• _Records for this task_:
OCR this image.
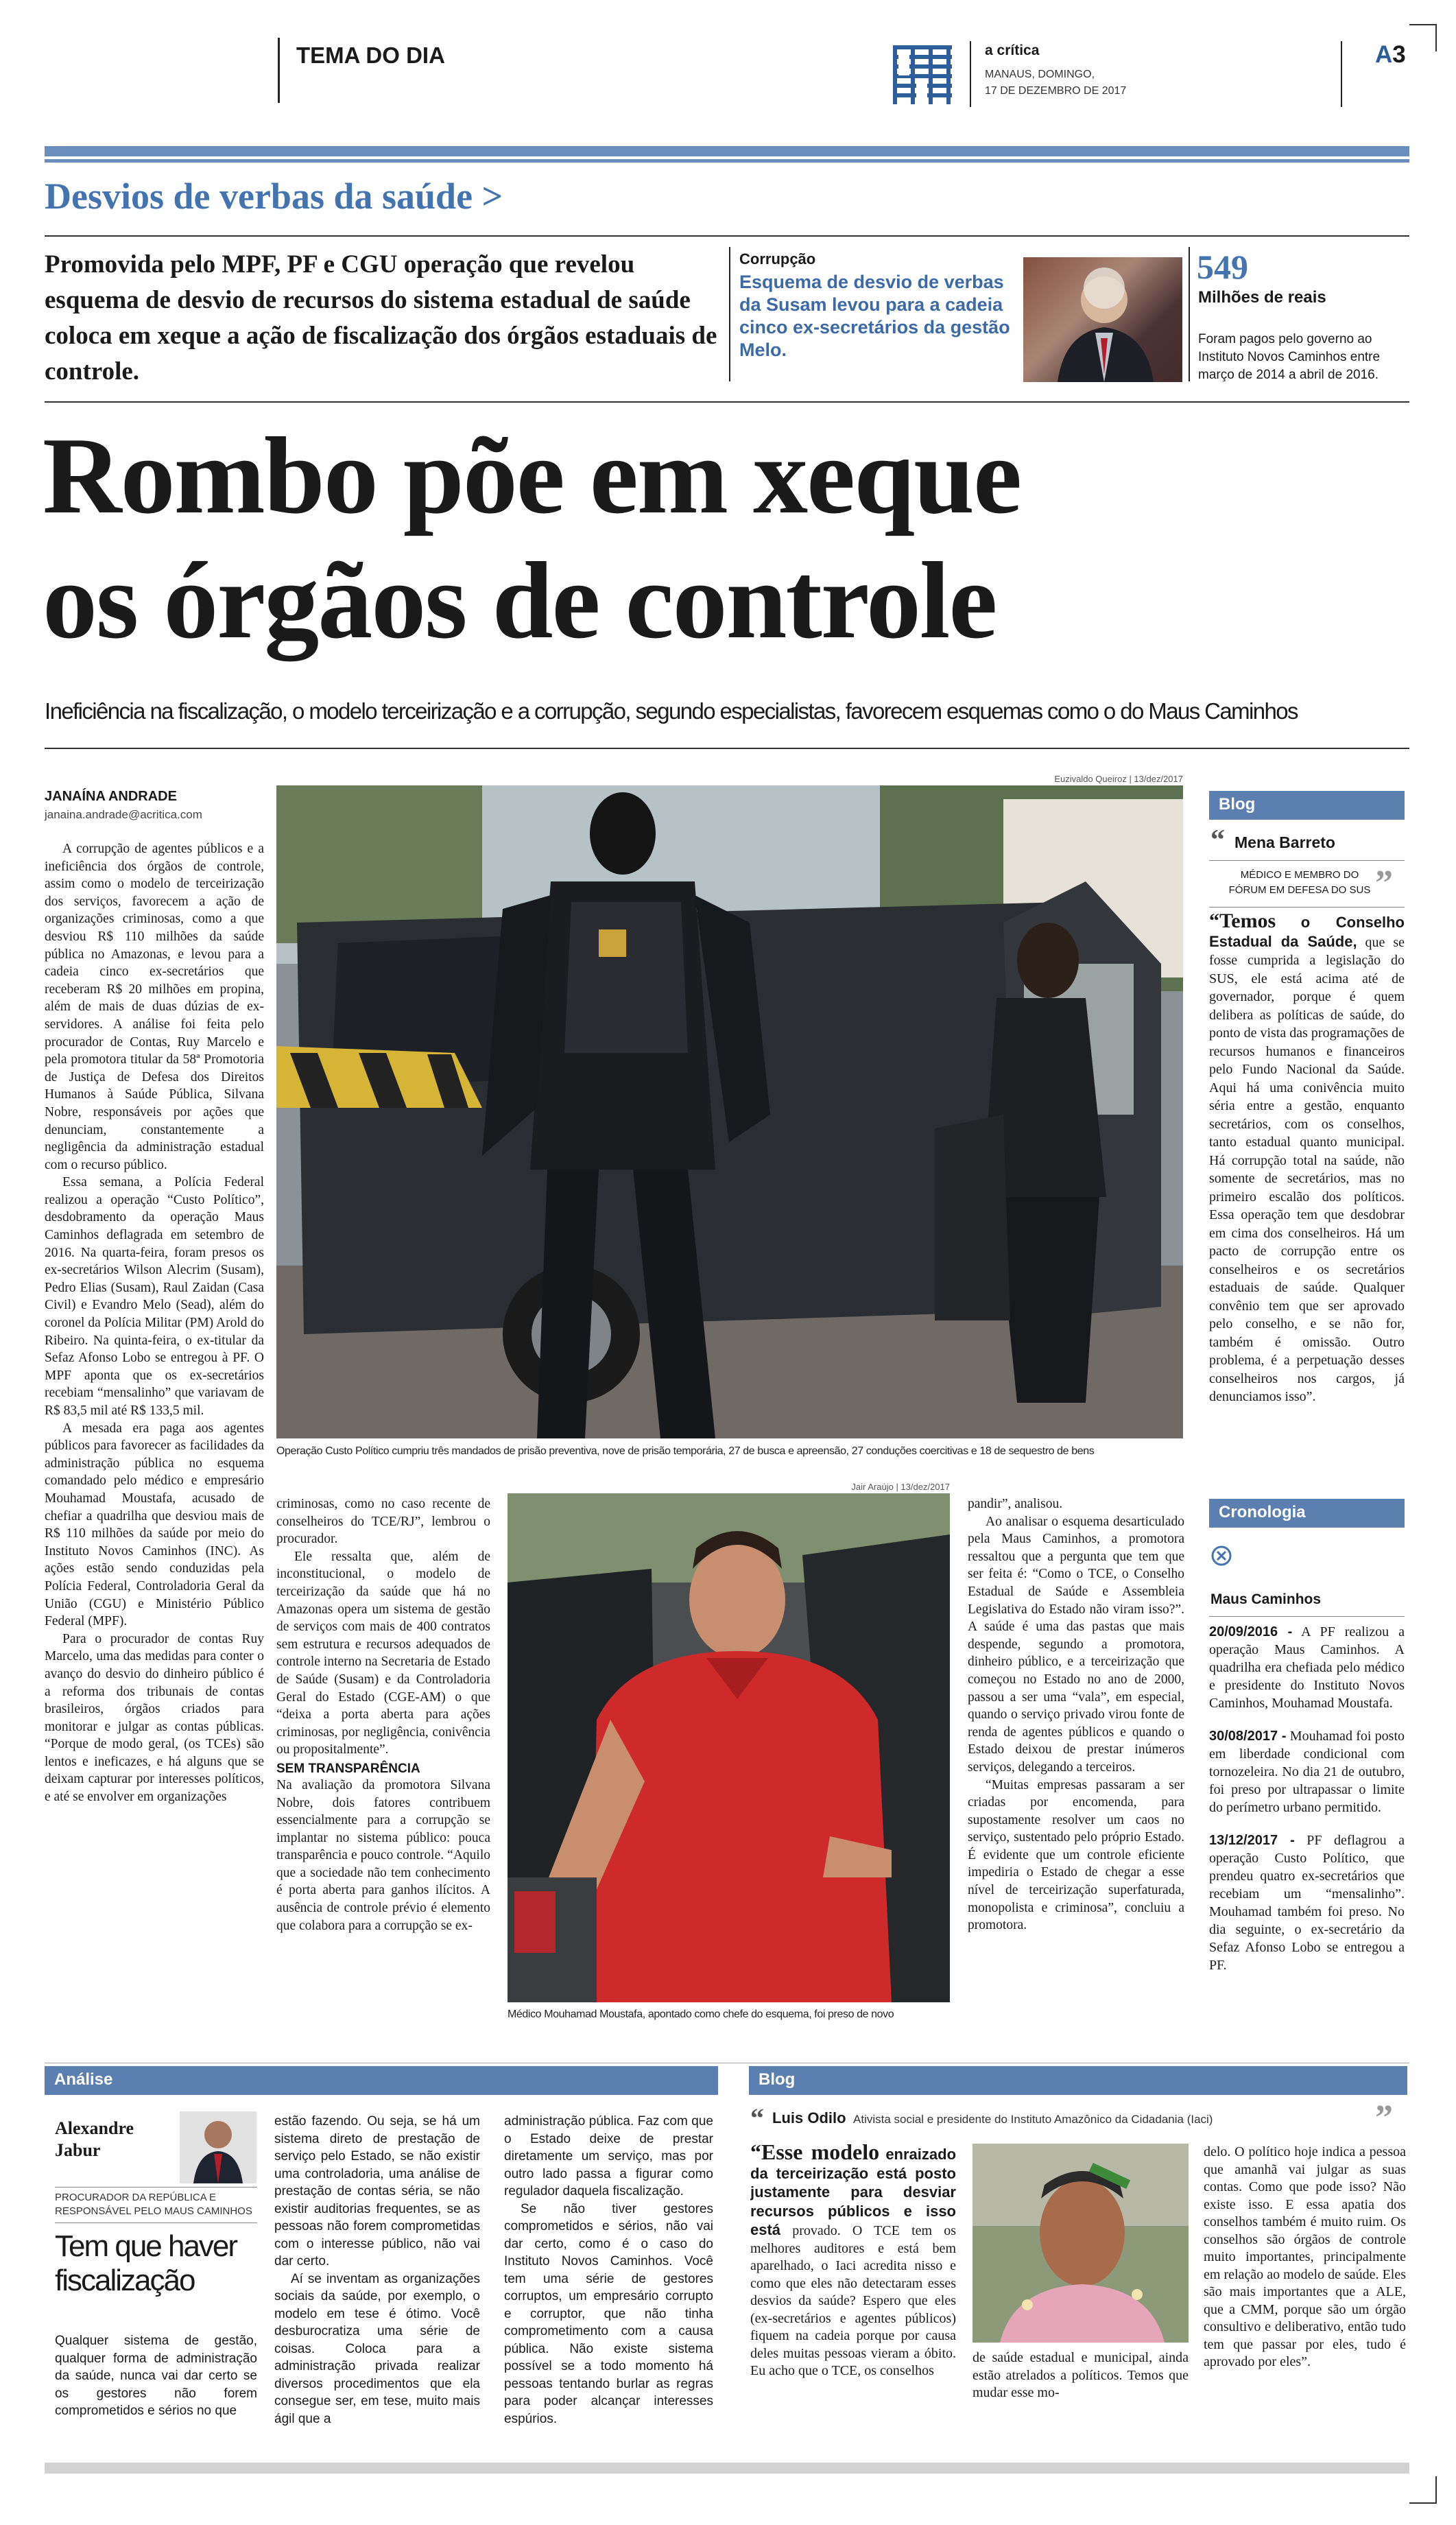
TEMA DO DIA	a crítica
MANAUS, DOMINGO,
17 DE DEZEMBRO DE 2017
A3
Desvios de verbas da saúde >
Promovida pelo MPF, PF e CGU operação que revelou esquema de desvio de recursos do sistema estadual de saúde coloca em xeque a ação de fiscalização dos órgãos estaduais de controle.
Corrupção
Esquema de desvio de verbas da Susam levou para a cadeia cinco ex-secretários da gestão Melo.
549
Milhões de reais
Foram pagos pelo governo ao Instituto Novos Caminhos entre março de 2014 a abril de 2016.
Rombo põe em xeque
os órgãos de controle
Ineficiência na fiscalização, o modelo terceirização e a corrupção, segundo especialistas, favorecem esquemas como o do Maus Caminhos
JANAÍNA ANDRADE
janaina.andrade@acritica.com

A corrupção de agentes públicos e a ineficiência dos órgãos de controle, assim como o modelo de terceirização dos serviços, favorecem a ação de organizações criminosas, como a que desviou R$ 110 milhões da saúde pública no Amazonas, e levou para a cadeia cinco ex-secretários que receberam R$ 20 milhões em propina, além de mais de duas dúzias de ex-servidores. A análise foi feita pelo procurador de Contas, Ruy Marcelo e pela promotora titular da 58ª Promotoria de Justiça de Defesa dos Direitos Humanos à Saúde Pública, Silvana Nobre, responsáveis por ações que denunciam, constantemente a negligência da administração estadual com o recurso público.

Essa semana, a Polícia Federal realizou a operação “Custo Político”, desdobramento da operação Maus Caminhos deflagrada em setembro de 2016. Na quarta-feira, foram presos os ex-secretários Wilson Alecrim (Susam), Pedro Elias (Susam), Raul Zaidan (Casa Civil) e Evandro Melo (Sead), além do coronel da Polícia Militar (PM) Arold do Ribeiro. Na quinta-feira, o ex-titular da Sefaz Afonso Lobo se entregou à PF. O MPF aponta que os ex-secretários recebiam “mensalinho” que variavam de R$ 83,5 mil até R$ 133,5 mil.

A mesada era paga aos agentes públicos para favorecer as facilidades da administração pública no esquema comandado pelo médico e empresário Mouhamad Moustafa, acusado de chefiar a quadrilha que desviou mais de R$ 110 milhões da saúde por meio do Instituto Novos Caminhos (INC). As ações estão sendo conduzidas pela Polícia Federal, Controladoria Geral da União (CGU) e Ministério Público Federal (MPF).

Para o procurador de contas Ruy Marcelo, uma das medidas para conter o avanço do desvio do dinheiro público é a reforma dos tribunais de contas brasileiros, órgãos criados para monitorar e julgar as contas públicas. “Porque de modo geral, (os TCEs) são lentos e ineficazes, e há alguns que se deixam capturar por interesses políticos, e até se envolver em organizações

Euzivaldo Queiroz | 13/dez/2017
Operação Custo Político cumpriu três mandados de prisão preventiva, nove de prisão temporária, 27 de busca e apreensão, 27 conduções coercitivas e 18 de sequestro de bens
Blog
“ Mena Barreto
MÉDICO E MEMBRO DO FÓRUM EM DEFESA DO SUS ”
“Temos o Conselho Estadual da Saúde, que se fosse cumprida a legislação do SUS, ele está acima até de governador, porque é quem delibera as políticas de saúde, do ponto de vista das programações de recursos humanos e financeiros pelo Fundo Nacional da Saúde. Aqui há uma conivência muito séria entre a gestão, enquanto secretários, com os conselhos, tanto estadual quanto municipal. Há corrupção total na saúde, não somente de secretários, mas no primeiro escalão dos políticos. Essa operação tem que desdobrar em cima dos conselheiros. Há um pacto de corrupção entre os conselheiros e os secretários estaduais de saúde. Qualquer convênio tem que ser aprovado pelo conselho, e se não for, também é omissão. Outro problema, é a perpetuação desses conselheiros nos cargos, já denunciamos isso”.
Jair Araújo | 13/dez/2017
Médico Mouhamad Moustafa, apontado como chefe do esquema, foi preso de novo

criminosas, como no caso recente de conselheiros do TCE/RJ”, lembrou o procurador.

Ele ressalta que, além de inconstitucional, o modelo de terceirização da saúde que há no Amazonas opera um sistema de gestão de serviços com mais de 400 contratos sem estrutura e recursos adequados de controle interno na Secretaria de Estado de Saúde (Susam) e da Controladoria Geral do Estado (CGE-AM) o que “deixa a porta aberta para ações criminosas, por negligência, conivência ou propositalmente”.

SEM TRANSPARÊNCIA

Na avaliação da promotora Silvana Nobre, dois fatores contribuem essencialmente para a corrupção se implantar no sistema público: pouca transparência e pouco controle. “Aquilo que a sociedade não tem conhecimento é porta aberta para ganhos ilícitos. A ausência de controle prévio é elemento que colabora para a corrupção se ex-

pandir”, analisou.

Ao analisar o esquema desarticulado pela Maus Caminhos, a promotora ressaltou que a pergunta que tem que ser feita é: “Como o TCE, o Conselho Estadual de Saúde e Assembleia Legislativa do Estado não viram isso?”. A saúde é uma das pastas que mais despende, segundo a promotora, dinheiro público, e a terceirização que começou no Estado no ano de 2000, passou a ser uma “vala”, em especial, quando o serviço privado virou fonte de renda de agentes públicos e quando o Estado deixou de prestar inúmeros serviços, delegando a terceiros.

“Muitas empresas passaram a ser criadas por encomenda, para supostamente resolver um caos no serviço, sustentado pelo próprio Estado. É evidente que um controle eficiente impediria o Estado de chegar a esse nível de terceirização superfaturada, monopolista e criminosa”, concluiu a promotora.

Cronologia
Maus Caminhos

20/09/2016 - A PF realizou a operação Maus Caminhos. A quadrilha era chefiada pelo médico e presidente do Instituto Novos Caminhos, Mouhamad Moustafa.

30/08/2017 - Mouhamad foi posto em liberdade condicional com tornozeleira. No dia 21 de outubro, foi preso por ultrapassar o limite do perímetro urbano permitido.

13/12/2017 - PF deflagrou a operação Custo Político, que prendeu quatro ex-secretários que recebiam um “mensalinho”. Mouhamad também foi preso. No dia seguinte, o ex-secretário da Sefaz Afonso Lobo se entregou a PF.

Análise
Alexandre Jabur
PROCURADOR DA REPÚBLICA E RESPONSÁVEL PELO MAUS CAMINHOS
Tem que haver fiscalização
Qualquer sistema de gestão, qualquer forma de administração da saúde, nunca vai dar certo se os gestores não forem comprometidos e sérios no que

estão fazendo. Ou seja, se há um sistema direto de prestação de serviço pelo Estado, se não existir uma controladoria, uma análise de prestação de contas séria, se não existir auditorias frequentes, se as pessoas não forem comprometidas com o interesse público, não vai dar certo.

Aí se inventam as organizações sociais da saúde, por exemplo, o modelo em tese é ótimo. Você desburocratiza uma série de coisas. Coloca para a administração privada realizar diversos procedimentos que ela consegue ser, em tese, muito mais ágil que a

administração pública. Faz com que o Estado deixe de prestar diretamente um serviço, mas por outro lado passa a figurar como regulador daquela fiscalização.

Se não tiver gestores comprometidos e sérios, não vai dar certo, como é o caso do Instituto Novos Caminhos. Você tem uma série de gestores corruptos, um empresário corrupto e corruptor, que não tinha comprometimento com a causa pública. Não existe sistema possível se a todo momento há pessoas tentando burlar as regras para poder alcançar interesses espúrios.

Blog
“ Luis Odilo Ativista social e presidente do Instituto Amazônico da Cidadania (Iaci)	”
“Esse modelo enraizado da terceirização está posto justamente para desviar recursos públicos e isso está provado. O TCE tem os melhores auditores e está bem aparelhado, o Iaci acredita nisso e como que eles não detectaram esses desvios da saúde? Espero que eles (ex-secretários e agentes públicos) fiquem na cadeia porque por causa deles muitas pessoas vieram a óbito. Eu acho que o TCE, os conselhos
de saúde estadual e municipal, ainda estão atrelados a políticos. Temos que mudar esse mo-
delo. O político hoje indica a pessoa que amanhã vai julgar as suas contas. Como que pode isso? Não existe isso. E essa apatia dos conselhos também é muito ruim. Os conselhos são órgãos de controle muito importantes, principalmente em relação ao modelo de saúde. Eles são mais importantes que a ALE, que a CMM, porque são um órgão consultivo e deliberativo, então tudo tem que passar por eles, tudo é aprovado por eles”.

• _Directions for this task_: Review the material and copy each line in which the word "caso" appears.

• _Answer to the task_:
criminosas, como no caso recente de conselheiros do TCE/RJ”, lembrou o procurador.
Se não tiver gestores comprometidos e sérios, não vai dar certo, como é o caso do Instituto Novos Caminhos. Você tem uma série de gestores corruptos, um empresário corrupto e corruptor, que não tinha comprometimento com a causa pública. Não existe sistema possível se a todo momento há pessoas tentando burlar as regras para poder alcançar interesses espúrios.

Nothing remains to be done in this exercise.